Aim
Write out the whole listing, matching it exactly.

Information supplied
◆ ◆ ◆ ◆
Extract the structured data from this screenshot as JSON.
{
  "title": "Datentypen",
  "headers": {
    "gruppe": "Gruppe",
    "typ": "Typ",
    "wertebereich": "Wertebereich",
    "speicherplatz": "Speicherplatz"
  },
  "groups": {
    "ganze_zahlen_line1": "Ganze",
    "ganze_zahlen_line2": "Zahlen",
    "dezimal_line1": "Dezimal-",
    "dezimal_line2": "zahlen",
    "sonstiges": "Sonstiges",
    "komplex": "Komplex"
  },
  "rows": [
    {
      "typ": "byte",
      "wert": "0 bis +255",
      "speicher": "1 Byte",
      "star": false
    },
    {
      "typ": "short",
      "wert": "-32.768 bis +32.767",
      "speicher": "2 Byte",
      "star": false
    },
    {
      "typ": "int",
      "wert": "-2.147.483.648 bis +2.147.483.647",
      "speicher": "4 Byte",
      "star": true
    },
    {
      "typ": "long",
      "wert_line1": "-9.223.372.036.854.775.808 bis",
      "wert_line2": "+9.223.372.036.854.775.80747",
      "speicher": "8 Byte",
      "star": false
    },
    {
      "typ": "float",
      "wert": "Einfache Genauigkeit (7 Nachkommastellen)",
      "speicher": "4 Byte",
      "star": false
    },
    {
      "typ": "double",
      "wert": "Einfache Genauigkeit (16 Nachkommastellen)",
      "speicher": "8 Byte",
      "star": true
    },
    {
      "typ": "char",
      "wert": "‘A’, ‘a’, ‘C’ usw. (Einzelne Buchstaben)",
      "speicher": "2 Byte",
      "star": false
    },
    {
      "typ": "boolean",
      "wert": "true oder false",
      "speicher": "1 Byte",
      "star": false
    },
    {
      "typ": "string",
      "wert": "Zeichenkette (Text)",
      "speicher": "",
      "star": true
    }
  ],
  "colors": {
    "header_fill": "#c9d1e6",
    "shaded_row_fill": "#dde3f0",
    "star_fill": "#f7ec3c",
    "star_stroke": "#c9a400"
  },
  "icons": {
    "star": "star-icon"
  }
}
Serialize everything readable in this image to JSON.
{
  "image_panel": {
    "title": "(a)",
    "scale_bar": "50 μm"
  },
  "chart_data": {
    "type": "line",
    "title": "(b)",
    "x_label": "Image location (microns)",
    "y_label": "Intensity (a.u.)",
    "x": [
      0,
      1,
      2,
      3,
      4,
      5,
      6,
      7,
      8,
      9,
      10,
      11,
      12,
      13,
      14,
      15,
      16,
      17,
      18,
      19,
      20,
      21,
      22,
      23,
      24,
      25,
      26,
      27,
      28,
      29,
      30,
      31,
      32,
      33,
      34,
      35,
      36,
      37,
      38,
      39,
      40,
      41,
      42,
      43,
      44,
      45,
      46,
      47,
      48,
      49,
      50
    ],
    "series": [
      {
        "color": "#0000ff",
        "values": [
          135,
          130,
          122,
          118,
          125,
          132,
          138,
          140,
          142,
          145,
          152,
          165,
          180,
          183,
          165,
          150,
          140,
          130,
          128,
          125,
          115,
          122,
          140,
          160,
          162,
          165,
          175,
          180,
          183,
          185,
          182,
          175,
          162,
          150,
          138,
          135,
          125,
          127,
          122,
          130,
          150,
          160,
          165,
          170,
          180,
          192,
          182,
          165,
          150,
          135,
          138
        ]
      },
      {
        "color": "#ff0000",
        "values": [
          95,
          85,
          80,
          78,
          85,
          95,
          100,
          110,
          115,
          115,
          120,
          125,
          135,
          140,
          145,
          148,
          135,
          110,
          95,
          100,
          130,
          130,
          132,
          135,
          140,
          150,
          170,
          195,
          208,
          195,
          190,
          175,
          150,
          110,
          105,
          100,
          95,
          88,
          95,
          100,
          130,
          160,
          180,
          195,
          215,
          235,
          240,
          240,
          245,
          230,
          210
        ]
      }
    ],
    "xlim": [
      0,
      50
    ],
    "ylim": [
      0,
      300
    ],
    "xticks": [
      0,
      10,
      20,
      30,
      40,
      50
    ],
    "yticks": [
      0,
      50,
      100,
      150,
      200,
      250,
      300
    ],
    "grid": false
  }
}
◆ ◆ ◆ ◆
Result for this exercise
Extract the structured data from this screenshot as JSON.
{
  "title": "Datentypen",
  "headers": {
    "gruppe": "Gruppe",
    "typ": "Typ",
    "wertebereich": "Wertebereich",
    "speicherplatz": "Speicherplatz"
  },
  "groups": {
    "ganze_zahlen_line1": "Ganze",
    "ganze_zahlen_line2": "Zahlen",
    "dezimal_line1": "Dezimal-",
    "dezimal_line2": "zahlen",
    "sonstiges": "Sonstiges",
    "komplex": "Komplex"
  },
  "rows": [
    {
      "typ": "byte",
      "wert": "0 bis +255",
      "speicher": "1 Byte",
      "star": false
    },
    {
      "typ": "short",
      "wert": "-32.768 bis +32.767",
      "speicher": "2 Byte",
      "star": false
    },
    {
      "typ": "int",
      "wert": "-2.147.483.648 bis +2.147.483.647",
      "speicher": "4 Byte",
      "star": true
    },
    {
      "typ": "long",
      "wert_line1": "-9.223.372.036.854.775.808 bis",
      "wert_line2": "+9.223.372.036.854.775.80747",
      "speicher": "8 Byte",
      "star": false
    },
    {
      "typ": "float",
      "wert": "Einfache Genauigkeit (7 Nachkommastellen)",
      "speicher": "4 Byte",
      "star": false
    },
    {
      "typ": "double",
      "wert": "Einfache Genauigkeit (16 Nachkommastellen)",
      "speicher": "8 Byte",
      "star": true
    },
    {
      "typ": "char",
      "wert": "‘A’, ‘a’, ‘C’ usw. (Einzelne Buchstaben)",
      "speicher": "2 Byte",
      "star": false
    },
    {
      "typ": "boolean",
      "wert": "true oder false",
      "speicher": "1 Byte",
      "star": false
    },
    {
      "typ": "string",
      "wert": "Zeichenkette (Text)",
      "speicher": "",
      "star": true
    }
  ],
  "colors": {
    "header_fill": "#c9d1e6",
    "shaded_row_fill": "#dde3f0",
    "star_fill": "#f7ec3c",
    "star_stroke": "#c9a400"
  },
  "icons": {
    "star": "star-icon"
  }
}
Serialize everything readable in this image to JSON.
{
  "image_panel": {
    "title": "(a)",
    "scale_bar": "50 μm"
  },
  "chart_data": {
    "type": "line",
    "title": "(b)",
    "x_label": "Image location (microns)",
    "y_label": "Intensity (a.u.)",
    "x": [
      0,
      1,
      2,
      3,
      4,
      5,
      6,
      7,
      8,
      9,
      10,
      11,
      12,
      13,
      14,
      15,
      16,
      17,
      18,
      19,
      20,
      21,
      22,
      23,
      24,
      25,
      26,
      27,
      28,
      29,
      30,
      31,
      32,
      33,
      34,
      35,
      36,
      37,
      38,
      39,
      40,
      41,
      42,
      43,
      44,
      45,
      46,
      47,
      48,
      49,
      50
    ],
    "series": [
      {
        "color": "#0000ff",
        "values": [
          135,
          130,
          122,
          118,
          125,
          132,
          138,
          140,
          142,
          145,
          152,
          165,
          180,
          183,
          165,
          150,
          140,
          130,
          128,
          125,
          115,
          122,
          140,
          160,
          162,
          165,
          175,
          180,
          183,
          185,
          182,
          175,
          162,
          150,
          138,
          135,
          125,
          127,
          122,
          130,
          150,
          160,
          165,
          170,
          180,
          192,
          182,
          165,
          150,
          135,
          138
        ]
      },
      {
        "color": "#ff0000",
        "values": [
          95,
          85,
          80,
          78,
          85,
          95,
          100,
          110,
          115,
          115,
          120,
          125,
          135,
          140,
          145,
          148,
          135,
          110,
          95,
          100,
          130,
          130,
          132,
          135,
          140,
          150,
          170,
          195,
          208,
          195,
          190,
          175,
          150,
          110,
          105,
          100,
          95,
          88,
          95,
          100,
          130,
          160,
          180,
          195,
          215,
          235,
          240,
          240,
          245,
          230,
          210
        ]
      }
    ],
    "xlim": [
      0,
      50
    ],
    "ylim": [
      0,
      300
    ],
    "xticks": [
      0,
      10,
      20,
      30,
      40,
      50
    ],
    "yticks": [
      0,
      50,
      100,
      150,
      200,
      250,
      300
    ],
    "grid": false
  }
}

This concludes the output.